### [GIVEN TEXT]
###
Effect of in vitro hypoxic precondition on expression of CXCR4, MMP-2, and MMP-9 in BMSCs. Western blot was performed to detect protein levels of CXC chemokine receptor type 4 (CXCR4), matrix metalloproteinase 2 (MMP-2), and MMP-9 in BMSCs pre-exposed to normaxia (21% O2) or sublethal hypoxia (0.1–0.3% O2, 24 h) and reoxygenation. (A) Hypoxia followed by 1 h reoxygenation significantly enhanced the expression of CXCR4 in BMSCs. The upper panel above the bar graph shows representative Western blotting. (B) The expression of MMP-2 was enhanced during 1–24 h posthypoxia reoxygenation. (C) Western blotting of the expression levels of pro-MMP-9 and active MMP-9 in BMSCs at different times after hypoxia–reoxygenation. (D, E) Hypoxia and reoxygenation increased expression of pro-MMP-9 (D) as well as active MMP-9 (E) in BMSCs. n = 6–9; *p < 0.05 versus normoxia controls.
An in vitro scratch-stimulated cell migration assay was applied to test whether HP exposure could enhance the migration activity of BMSCs. Compared with N-BMSCs, HP-BMSCs moved significantly further into the central wounded area from the scratch edges over a 24-h period (Fig. 3A, B). Thus, the directed migration in vitro test suggested that HP-BMSCs acquired enhanced movement activity toward injury-induced migration cues. To verify that CXCR4 receptor and MMP-2/MMP-9 played key roles in the directional migration, transwell migration assay was performed using SDF-1 as the chemoattractant in the lower chamber of the transwell. Consistent with the wound healing test, greater numbers of HP-BMSCs migrated into the lower chamber where SDF-1 was placed (Fig. 3C, D). In the presence of the CXCR4 inhibitor AMD3100 (25 mg/ml) in the upper chamber, the increased migration activity was largely blocked, supporting that the SDF-1/CXCR4 signaling system largely mediated the directional migration (Fig. 3E). The SDF-1-induced migration was also inhibited by the MMP-9 blocking mAb (10 μg/ml) but not the MMP-2 blocking mAb (10 μg/ml), respectively (Fig. 3F).
###
### [TASK DIRECTIONS]
Please resume the passage on hypoxic preconditioning of BMSCs, starting after its last sentence.
###
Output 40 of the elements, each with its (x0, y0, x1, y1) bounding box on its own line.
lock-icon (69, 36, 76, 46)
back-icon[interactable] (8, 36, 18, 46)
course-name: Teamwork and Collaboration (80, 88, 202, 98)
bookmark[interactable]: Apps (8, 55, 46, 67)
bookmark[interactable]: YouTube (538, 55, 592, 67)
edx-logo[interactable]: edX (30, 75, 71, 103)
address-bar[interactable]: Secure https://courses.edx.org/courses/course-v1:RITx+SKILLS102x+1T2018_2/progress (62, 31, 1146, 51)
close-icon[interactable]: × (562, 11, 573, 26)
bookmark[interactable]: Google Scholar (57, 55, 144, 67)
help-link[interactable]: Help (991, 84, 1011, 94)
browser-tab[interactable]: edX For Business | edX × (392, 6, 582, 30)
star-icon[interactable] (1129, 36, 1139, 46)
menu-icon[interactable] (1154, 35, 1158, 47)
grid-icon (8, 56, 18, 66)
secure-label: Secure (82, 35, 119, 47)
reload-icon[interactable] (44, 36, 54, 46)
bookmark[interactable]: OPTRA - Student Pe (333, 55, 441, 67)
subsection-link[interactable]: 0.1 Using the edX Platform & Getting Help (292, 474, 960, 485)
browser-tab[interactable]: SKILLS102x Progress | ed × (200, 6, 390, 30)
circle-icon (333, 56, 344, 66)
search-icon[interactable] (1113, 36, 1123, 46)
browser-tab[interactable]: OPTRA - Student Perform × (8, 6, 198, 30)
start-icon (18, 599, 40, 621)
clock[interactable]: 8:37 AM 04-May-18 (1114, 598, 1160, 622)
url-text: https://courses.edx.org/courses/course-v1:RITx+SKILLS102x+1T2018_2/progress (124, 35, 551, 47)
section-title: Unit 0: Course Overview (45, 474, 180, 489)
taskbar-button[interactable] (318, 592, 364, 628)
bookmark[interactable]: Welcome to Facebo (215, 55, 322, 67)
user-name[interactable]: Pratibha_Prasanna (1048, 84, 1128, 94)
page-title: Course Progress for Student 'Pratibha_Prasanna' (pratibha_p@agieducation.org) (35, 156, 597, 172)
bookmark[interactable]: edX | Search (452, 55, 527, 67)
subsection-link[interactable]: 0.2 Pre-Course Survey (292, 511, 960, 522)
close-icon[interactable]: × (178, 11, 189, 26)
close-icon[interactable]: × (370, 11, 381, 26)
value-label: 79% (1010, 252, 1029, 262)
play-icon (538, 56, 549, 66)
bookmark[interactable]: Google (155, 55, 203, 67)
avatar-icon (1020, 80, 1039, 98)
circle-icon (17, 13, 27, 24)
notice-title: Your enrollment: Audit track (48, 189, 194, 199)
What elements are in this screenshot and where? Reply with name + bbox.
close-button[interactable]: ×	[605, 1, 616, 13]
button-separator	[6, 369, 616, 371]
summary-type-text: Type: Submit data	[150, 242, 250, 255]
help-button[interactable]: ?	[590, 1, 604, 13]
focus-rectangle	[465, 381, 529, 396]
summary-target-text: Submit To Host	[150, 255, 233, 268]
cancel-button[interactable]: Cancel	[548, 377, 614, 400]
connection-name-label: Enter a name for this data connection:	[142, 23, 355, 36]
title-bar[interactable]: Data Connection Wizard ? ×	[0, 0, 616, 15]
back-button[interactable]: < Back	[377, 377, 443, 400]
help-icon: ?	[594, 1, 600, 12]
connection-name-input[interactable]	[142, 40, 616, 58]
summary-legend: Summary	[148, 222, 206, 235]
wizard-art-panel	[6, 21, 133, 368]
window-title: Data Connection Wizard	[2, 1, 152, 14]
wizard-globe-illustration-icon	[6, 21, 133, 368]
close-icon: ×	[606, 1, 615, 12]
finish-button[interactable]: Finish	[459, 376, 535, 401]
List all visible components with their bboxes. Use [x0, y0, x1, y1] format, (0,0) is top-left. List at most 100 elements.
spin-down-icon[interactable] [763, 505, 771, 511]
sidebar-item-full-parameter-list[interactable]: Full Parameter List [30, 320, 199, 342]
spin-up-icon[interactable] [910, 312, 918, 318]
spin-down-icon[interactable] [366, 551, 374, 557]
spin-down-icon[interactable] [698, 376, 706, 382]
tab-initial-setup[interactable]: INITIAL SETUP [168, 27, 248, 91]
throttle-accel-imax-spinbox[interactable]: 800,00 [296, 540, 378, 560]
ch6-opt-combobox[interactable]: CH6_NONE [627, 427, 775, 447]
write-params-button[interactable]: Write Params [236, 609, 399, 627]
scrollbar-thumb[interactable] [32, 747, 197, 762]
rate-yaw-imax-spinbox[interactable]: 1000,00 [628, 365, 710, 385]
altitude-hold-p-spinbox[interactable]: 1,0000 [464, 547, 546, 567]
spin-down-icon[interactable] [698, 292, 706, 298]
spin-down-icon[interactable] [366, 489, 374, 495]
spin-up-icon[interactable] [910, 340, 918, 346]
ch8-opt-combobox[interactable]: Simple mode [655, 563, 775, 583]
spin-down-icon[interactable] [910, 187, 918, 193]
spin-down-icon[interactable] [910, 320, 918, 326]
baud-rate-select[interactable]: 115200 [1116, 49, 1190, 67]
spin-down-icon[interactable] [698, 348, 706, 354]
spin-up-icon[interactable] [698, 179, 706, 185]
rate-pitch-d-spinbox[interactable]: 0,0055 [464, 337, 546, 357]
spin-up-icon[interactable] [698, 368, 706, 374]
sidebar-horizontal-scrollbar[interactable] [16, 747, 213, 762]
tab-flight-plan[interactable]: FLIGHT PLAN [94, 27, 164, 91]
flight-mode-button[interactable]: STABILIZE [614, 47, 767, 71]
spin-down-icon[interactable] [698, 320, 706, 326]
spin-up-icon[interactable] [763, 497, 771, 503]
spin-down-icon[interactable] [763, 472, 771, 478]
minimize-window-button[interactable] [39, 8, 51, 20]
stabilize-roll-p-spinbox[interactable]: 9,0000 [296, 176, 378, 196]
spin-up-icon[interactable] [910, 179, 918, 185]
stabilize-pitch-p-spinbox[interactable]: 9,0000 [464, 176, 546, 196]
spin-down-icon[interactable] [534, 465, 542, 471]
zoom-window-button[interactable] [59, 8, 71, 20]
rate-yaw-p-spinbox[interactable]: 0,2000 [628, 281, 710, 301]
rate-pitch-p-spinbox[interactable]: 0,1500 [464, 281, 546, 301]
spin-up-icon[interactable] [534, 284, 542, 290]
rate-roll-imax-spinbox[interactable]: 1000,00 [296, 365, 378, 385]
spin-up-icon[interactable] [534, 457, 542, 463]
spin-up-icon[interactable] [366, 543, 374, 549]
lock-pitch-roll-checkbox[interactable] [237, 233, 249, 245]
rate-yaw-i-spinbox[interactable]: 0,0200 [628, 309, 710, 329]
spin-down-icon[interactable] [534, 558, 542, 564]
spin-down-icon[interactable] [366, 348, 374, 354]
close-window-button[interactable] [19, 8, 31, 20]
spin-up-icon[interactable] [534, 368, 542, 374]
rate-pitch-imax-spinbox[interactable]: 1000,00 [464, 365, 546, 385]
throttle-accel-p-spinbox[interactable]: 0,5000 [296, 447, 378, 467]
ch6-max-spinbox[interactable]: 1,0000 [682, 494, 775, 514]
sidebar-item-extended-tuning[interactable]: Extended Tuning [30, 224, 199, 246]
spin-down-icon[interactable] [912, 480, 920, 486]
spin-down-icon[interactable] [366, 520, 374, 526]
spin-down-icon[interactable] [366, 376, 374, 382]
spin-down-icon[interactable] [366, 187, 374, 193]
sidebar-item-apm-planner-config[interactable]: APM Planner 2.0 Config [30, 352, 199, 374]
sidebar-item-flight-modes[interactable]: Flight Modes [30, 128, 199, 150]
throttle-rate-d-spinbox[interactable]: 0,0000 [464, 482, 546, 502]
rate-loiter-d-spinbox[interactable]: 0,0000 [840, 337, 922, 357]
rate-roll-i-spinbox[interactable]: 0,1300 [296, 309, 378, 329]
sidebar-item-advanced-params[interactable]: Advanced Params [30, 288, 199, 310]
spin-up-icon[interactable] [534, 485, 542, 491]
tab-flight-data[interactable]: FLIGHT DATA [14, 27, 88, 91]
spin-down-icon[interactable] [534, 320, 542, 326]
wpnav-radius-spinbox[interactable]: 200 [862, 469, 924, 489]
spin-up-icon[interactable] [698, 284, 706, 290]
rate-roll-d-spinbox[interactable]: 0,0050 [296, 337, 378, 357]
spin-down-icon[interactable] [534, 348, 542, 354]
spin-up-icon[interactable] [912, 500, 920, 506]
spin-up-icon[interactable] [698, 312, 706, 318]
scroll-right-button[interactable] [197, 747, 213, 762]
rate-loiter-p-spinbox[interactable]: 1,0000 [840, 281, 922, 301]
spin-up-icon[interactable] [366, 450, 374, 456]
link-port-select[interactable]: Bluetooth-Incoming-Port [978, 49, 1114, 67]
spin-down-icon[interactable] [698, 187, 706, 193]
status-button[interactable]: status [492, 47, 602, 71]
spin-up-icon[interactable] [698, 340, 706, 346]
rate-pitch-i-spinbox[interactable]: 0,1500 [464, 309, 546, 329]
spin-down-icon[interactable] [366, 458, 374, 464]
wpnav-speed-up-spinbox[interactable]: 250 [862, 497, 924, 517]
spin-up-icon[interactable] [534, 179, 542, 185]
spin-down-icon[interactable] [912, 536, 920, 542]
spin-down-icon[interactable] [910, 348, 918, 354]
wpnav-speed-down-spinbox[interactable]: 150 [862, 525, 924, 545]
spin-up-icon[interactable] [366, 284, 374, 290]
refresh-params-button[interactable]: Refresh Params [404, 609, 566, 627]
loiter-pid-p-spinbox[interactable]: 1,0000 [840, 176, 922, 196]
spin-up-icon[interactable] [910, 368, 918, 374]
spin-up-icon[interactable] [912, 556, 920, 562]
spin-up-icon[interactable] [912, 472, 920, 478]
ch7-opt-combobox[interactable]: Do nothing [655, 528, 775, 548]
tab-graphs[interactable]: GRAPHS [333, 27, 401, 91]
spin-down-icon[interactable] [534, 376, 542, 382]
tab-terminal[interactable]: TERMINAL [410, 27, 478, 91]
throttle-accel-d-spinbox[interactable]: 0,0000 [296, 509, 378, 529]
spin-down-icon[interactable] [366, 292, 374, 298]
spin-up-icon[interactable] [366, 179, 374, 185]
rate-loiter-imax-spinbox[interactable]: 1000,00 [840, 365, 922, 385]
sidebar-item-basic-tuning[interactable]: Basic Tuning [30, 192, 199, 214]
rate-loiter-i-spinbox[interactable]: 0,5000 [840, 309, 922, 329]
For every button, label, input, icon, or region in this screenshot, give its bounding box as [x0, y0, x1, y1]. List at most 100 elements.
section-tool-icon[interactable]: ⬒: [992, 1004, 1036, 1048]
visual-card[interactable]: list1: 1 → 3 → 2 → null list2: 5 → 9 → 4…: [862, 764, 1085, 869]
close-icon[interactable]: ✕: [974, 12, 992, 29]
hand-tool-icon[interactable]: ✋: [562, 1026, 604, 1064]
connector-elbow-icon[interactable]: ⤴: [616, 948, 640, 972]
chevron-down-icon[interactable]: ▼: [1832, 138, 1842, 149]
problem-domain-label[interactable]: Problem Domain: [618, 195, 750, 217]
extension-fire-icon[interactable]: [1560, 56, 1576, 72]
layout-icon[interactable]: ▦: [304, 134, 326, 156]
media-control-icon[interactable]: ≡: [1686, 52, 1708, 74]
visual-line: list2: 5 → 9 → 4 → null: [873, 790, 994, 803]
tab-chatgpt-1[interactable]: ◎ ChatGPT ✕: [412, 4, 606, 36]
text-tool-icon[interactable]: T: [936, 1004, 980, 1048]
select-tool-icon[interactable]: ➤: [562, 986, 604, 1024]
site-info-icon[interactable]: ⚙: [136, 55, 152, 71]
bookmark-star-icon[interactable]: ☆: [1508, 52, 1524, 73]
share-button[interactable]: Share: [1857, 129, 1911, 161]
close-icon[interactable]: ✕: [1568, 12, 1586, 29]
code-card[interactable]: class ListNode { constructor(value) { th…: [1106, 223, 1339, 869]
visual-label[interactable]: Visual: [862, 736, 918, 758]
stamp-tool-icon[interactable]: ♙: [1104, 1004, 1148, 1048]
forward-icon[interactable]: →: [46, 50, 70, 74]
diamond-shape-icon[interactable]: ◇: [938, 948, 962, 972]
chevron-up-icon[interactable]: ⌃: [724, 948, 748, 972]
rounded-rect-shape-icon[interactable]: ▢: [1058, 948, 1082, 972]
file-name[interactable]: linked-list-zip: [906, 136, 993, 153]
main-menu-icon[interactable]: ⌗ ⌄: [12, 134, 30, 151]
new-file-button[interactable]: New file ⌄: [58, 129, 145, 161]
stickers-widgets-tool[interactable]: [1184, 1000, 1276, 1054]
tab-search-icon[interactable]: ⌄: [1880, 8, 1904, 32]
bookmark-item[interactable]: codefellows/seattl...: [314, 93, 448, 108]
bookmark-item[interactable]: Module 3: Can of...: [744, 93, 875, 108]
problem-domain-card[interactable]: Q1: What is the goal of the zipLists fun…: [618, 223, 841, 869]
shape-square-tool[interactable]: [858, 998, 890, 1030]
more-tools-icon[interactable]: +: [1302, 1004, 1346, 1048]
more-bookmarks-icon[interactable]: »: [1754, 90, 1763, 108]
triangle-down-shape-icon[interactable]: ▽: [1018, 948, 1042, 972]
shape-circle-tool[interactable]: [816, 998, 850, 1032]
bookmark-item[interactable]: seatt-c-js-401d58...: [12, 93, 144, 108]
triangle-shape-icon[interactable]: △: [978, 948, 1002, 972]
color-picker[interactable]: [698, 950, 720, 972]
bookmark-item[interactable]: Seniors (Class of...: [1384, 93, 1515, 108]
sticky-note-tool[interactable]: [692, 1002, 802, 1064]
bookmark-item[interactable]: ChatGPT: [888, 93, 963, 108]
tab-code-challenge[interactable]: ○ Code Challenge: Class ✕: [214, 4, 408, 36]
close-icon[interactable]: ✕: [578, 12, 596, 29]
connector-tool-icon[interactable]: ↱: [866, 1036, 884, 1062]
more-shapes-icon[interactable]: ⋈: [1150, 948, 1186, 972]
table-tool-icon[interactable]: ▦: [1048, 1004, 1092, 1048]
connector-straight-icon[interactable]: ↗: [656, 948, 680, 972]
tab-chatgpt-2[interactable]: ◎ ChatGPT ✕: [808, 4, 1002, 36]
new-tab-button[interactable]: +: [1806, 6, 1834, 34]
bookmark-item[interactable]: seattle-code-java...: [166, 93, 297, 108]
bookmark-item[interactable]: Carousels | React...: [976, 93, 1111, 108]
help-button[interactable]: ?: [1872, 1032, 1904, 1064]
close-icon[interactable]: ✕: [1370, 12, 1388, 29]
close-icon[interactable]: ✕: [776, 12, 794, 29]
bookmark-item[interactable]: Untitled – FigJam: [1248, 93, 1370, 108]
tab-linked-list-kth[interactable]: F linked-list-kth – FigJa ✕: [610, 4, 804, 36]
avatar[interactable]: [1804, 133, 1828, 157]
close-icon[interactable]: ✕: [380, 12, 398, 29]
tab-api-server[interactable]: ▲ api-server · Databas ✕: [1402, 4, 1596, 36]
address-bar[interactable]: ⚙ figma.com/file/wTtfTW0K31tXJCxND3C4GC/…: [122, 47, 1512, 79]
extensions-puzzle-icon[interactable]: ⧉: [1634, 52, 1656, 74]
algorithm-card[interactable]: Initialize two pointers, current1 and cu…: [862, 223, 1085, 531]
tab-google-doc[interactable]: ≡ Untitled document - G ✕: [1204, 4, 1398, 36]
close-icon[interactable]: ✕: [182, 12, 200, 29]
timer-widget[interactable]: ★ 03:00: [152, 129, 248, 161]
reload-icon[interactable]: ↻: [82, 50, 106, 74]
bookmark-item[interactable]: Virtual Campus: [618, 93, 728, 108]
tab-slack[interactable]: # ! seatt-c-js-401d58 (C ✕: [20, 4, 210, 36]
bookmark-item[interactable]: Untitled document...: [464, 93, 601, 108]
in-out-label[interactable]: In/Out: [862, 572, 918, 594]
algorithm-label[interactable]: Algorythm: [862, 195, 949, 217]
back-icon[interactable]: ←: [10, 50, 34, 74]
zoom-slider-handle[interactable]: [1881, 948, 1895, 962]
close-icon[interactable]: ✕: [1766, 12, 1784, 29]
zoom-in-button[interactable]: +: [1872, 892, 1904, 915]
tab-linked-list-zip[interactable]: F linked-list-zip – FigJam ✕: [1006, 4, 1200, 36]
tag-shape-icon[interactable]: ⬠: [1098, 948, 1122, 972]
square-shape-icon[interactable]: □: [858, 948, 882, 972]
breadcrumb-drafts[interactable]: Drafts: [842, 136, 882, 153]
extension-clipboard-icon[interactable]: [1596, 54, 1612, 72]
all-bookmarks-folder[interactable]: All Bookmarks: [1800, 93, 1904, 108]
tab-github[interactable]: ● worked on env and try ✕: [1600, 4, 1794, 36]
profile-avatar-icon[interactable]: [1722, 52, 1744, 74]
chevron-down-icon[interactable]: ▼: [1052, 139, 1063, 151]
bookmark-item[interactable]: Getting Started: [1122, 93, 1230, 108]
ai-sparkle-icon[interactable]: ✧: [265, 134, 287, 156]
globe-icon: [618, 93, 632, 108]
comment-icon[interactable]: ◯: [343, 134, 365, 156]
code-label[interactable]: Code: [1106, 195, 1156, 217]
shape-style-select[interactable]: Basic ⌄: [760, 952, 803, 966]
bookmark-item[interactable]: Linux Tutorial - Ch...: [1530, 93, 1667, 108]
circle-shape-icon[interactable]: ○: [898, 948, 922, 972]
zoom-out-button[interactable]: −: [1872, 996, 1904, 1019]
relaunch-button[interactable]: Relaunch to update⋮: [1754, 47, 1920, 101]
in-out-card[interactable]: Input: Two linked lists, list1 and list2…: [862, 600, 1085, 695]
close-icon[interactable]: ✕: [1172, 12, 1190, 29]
###
### [RESULT OF THIS TASK]
Hypoxic preconditioning promoted directional migration of BMSCs in vitro. The directional migration activity of cultured BMSCs in responding to wound injury signals or chemoattractants was tested using the scratch induced wound healing test and transwell migration test. (A) Wound healing test was performed to test the migration ability of N-BMSCs and HP-BMSCs into the lesion area. Representative phase contrast photos of BMSC cultures show cell locations immediately and 24 h after a scratch damage in the middle of the culture dish. (B) Quantification of distance that cells moved from the scratch edge into the empty/wounded area over a 24-h period. More HP-BMSCs moved into the central area than N-BMSCs. n = 12; *p < 0.001. (C–E) Transwell test measured cell migration from the upper chamber toward the chemoattractant stromal cell-derived factor-1 (SDF-1) (200 mg/ml) placed in the lower chamber. The experiments with HP-BMSCs were performed in the absence or presence of the CXCR4 inhibitor ADM3100 (25 μg/ml) or a monoclonal antibody against MMP-2 or MMP-9 (not shown). (F) Quantified data of results from experiments in (C) to (E). Compared with N-BMSCs, significantly more HP-BMSCs moved from the upper chamber to the lower chamber, indicating their greater activity of directional migration. AMD3100 added into the upper chamber significantly prevented the increased migration of HP-BMSCs. The MMP-9 blocking mAb (10 μg/ml) also showed inhibitory effects on the directional migration of HP-BMSCs, although MMP-2 mAb only showed a trend of inhibition on the HP-BMSC migration. n = 6, *p < 0.05 versus N-BMSCs; #p < 0.05 versus HP-BMSCs in PBS control.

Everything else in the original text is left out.